- Required task -
The listing below must be repeated word for word, with its images excluded.

(Collected data entries)
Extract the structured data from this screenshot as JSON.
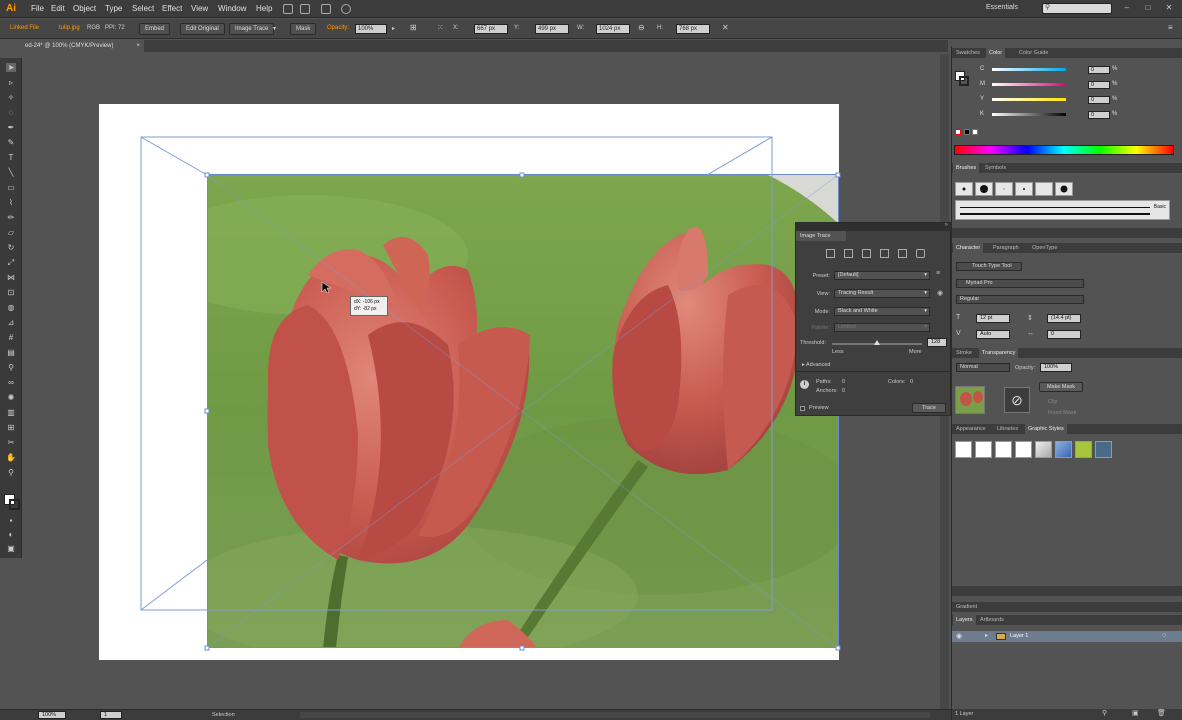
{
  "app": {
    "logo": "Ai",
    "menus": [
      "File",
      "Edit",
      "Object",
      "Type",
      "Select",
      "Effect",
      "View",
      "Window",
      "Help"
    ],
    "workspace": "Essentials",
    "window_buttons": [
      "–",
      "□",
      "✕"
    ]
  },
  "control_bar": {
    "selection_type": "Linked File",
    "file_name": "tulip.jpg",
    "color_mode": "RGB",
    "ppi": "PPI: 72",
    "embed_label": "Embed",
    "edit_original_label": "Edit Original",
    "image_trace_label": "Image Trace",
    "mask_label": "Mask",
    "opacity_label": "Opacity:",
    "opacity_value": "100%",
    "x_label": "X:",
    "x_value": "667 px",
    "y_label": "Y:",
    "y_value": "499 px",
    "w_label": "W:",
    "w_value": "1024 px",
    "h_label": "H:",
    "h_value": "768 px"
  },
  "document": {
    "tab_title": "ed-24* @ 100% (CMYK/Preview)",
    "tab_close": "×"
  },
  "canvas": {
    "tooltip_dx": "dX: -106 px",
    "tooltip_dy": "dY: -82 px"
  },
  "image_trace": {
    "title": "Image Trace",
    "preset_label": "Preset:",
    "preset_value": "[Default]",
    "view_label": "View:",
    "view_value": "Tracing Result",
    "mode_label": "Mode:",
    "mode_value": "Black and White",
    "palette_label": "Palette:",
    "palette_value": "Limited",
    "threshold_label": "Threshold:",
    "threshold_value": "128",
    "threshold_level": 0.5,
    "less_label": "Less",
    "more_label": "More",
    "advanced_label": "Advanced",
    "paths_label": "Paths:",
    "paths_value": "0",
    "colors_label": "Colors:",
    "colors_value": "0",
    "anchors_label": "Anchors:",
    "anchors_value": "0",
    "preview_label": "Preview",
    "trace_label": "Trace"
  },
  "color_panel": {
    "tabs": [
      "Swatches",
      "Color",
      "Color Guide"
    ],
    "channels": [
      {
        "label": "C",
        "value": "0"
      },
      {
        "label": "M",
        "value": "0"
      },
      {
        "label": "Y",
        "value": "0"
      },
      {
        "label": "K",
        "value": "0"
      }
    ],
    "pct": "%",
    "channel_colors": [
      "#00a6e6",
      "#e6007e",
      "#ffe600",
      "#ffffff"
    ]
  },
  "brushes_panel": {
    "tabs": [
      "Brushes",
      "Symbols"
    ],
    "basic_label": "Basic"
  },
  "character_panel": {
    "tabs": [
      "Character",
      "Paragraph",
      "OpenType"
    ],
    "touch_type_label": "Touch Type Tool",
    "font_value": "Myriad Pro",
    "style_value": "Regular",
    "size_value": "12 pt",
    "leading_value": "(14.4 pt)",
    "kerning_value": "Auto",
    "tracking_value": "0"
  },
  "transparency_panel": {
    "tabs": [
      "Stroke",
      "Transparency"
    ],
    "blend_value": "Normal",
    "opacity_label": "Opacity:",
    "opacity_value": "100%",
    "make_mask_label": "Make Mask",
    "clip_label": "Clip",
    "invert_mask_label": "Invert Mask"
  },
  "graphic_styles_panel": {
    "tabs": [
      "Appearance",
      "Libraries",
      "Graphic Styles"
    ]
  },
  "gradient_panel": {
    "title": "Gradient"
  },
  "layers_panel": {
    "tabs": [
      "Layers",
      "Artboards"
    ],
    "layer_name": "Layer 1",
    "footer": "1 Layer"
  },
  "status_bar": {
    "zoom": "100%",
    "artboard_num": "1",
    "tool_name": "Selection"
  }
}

- Task output -
Extract the structured data from this screenshot as JSON.
{
  "app": {
    "logo": "Ai",
    "menus": [
      "File",
      "Edit",
      "Object",
      "Type",
      "Select",
      "Effect",
      "View",
      "Window",
      "Help"
    ],
    "workspace": "Essentials",
    "window_buttons": [
      "–",
      "□",
      "✕"
    ]
  },
  "control_bar": {
    "selection_type": "Linked File",
    "file_name": "tulip.jpg",
    "color_mode": "RGB",
    "ppi": "PPI: 72",
    "embed_label": "Embed",
    "edit_original_label": "Edit Original",
    "image_trace_label": "Image Trace",
    "mask_label": "Mask",
    "opacity_label": "Opacity:",
    "opacity_value": "100%",
    "x_label": "X:",
    "x_value": "667 px",
    "y_label": "Y:",
    "y_value": "499 px",
    "w_label": "W:",
    "w_value": "1024 px",
    "h_label": "H:",
    "h_value": "768 px"
  },
  "document": {
    "tab_title": "ed-24* @ 100% (CMYK/Preview)",
    "tab_close": "×"
  },
  "canvas": {
    "tooltip_dx": "dX: -106 px",
    "tooltip_dy": "dY: -82 px"
  },
  "image_trace": {
    "title": "Image Trace",
    "preset_label": "Preset:",
    "preset_value": "[Default]",
    "view_label": "View:",
    "view_value": "Tracing Result",
    "mode_label": "Mode:",
    "mode_value": "Black and White",
    "palette_label": "Palette:",
    "palette_value": "Limited",
    "threshold_label": "Threshold:",
    "threshold_value": "128",
    "threshold_level": 0.5,
    "less_label": "Less",
    "more_label": "More",
    "advanced_label": "Advanced",
    "paths_label": "Paths:",
    "paths_value": "0",
    "colors_label": "Colors:",
    "colors_value": "0",
    "anchors_label": "Anchors:",
    "anchors_value": "0",
    "preview_label": "Preview",
    "trace_label": "Trace"
  },
  "color_panel": {
    "tabs": [
      "Swatches",
      "Color",
      "Color Guide"
    ],
    "channels": [
      {
        "label": "C",
        "value": "0"
      },
      {
        "label": "M",
        "value": "0"
      },
      {
        "label": "Y",
        "value": "0"
      },
      {
        "label": "K",
        "value": "0"
      }
    ],
    "pct": "%",
    "channel_colors": [
      "#00a6e6",
      "#e6007e",
      "#ffe600",
      "#ffffff"
    ]
  },
  "brushes_panel": {
    "tabs": [
      "Brushes",
      "Symbols"
    ],
    "basic_label": "Basic"
  },
  "character_panel": {
    "tabs": [
      "Character",
      "Paragraph",
      "OpenType"
    ],
    "touch_type_label": "Touch Type Tool",
    "font_value": "Myriad Pro",
    "style_value": "Regular",
    "size_value": "12 pt",
    "leading_value": "(14.4 pt)",
    "kerning_value": "Auto",
    "tracking_value": "0"
  },
  "transparency_panel": {
    "tabs": [
      "Stroke",
      "Transparency"
    ],
    "blend_value": "Normal",
    "opacity_label": "Opacity:",
    "opacity_value": "100%",
    "make_mask_label": "Make Mask",
    "clip_label": "Clip",
    "invert_mask_label": "Invert Mask"
  },
  "graphic_styles_panel": {
    "tabs": [
      "Appearance",
      "Libraries",
      "Graphic Styles"
    ]
  },
  "gradient_panel": {
    "title": "Gradient"
  },
  "layers_panel": {
    "tabs": [
      "Layers",
      "Artboards"
    ],
    "layer_name": "Layer 1",
    "footer": "1 Layer"
  },
  "status_bar": {
    "zoom": "100%",
    "artboard_num": "1",
    "tool_name": "Selection"
  }
}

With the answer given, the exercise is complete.